Required task a
Gather every row below that contains the string "label", copying each one in full. Case counts.
** START OF Document excerpt **
Visions of… Arcadia?

Courtesy of studyblue.com
Courtesy of studyblue.com

“Visions of Arcadia,” on view at the Philadelphia Museum of Art in the Dorrance Special Exhibition Galleries through September 3, attempts to demonstrate the profound influence of Arcadia, as described by Virgil in his Eclogues, on French artists throughout history, beginning with Nicholas Poussin and concluding with Pablo Picasso and the Cubists. A few paintings by Russian and German expressionists add to the scope of Arcadia’s significance as well.

The exhibition begins in a long hallway, a poetry-filled rabbit hole filled with quotes from Virgil’s Eclogues that transport us to the valley of Arcadia through Virgil’s original lens. On the other side, viewers supposedly find themselves submerged in visions of Arcadia spanning centuries after Virgil’s time.

For Virgil, Arcadia was the name of a mythical valley in Ancient Greece populated by shepherds with a penchant for singing. These denizens couldn’t abandon all despair in their simple, harmonious existence, for Arcadia did not grant them immunity from mortality. But by and large these Arcadians sang, worked, and enjoyed both their time with others and solitary encounters with nature. With the exception of Jean-Baptiste-Camille Corot, none of the featured artists fully connect to Virgil’s ideas other than in the general sense of depicting idyllic places. Though the exhibition haphazardly plants a variation of the word “Arcadia” countless times throughout — an attempt to assert Arcadia’s presence with dubious success — the influence of Arcadia, and even its actual definition, remains muddled and contradictory. The exhibition posits some of its most spurious claims regarding the featured paintings of Paul Gauguin, Paul Cézanne, and Henri Matisse, the three artists around which the exhibition is centered.

The rooms following the Virgil précis are organized more or less chronologically, starting with Poussin, Corot, and Pierre Puvis de Chavannes. Corot’s contemplative, serene man in his circa 1871 oil painting Goatherd of Terni reminds viewers most of Virgil’s Arcadia. Corot painted the canvas about forty-five years after he visited Terni, an Italian city north of Rome. Viewers look on with the depicted goatherd through the darkened foliage into the sublime golden sunset, and we feel as close to Arcadia as that goatherd. Corot’s paintings achieve a synergy when coupled with Virgil’s poetry seen nowhere else in the exhibition, and for that they stand out; all the other paintings seem confusingly disparate with Virgil’s ideas in comparison.

Puvis de Chavannes’ 1867 Peace canvas, a public commission for the Second French Empire, reveals a bit of appropriation of the Arcadian theme to serve as a vehicle for civic cooperation and national unity propaganda. The scene shows a large group of nude and loosely dressed figures engaged in various tasks for the good of the community, with intent reminiscent of fourteenth century Sienese artist Ambrogio Lorenzetti’s Good Government fresco. While one may argue that harmony among a nation’s citizenry embodies a vision of the ideal, this viewpoint doesn’t speak to Virgil’s words, which made no mention of Arcadians happily managed by a bureaucratic foundation.
** END OF Document excerpt **
** START OF Supplied records **
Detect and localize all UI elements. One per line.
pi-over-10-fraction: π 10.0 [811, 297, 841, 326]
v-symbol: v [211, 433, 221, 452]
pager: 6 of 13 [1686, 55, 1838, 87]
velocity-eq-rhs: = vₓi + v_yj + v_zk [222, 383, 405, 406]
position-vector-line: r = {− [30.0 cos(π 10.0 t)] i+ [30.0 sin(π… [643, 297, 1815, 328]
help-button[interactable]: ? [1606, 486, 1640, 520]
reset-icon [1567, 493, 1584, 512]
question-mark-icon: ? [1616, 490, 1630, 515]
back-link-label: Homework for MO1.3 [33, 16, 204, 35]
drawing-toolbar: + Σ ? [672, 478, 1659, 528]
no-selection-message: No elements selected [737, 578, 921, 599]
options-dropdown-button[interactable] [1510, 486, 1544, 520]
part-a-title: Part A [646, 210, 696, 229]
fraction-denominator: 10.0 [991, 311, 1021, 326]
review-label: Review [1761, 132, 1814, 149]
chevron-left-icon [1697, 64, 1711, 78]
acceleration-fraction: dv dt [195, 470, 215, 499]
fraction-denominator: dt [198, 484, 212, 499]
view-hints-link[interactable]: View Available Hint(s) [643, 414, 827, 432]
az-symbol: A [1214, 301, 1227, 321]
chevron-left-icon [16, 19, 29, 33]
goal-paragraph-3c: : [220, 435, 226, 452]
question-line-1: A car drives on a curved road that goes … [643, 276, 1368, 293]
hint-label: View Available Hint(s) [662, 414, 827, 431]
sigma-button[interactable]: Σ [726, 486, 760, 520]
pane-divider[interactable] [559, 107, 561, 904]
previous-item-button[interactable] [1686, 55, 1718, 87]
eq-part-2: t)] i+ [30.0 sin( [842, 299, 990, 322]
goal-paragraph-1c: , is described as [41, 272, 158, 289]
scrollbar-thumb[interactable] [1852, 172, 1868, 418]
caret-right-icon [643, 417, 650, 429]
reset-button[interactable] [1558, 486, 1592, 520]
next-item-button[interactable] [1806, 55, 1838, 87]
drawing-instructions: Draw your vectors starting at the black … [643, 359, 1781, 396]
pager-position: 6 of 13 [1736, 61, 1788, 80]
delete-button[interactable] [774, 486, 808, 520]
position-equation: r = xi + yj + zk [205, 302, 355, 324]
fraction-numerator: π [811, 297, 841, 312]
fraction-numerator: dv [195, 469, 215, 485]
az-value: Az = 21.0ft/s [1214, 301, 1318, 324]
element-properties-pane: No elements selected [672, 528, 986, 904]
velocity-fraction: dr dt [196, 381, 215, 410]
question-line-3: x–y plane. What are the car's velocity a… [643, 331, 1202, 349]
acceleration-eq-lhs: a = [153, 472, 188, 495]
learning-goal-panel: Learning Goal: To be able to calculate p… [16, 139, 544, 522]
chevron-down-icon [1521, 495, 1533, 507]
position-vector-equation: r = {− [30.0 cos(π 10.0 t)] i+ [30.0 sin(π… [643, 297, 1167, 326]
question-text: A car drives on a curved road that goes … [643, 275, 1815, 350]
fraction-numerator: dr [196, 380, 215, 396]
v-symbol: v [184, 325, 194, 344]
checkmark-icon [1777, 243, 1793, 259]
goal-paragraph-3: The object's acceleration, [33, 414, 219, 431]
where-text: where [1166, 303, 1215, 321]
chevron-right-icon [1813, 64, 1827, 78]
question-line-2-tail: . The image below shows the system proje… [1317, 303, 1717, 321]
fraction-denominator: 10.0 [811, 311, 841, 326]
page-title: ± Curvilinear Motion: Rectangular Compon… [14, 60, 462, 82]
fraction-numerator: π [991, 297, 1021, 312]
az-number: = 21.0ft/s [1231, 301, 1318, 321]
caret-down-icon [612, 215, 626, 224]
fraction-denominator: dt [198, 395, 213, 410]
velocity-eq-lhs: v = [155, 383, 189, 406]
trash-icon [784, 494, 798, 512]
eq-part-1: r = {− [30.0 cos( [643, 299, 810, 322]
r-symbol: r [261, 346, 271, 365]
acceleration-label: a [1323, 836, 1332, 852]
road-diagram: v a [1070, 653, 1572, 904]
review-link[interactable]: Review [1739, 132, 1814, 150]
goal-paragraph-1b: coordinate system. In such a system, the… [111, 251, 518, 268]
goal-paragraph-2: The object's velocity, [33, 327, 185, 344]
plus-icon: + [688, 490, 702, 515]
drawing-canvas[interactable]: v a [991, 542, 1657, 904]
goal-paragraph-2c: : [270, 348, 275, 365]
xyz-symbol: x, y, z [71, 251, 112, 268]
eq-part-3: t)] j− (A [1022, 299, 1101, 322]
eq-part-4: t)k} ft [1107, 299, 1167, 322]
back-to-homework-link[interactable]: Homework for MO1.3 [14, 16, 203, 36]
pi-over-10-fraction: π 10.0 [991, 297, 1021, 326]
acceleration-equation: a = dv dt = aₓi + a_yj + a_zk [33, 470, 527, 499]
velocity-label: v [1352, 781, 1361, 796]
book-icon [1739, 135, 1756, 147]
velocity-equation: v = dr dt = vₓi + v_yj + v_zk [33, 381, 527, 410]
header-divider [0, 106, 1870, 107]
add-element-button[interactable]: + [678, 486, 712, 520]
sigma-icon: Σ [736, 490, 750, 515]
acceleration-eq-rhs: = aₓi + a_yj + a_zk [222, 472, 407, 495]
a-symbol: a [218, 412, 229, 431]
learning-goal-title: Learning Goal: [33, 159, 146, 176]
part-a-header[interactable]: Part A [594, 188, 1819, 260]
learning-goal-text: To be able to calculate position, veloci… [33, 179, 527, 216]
** END OF Supplied records **
Required task b
According to the exhibition review, about how many years after visiting Terni did Corot paint Goatherd of Terni?

Worked answer a
back-link-label: Homework for MO1.3 [33, 16, 204, 35]
review-label: Review [1761, 132, 1814, 149]
hint-label: View Available Hint(s) [662, 414, 827, 431]
acceleration-label: a [1323, 836, 1332, 852]
velocity-label: v [1352, 781, 1361, 796]

Worked answer b
About forty-five years.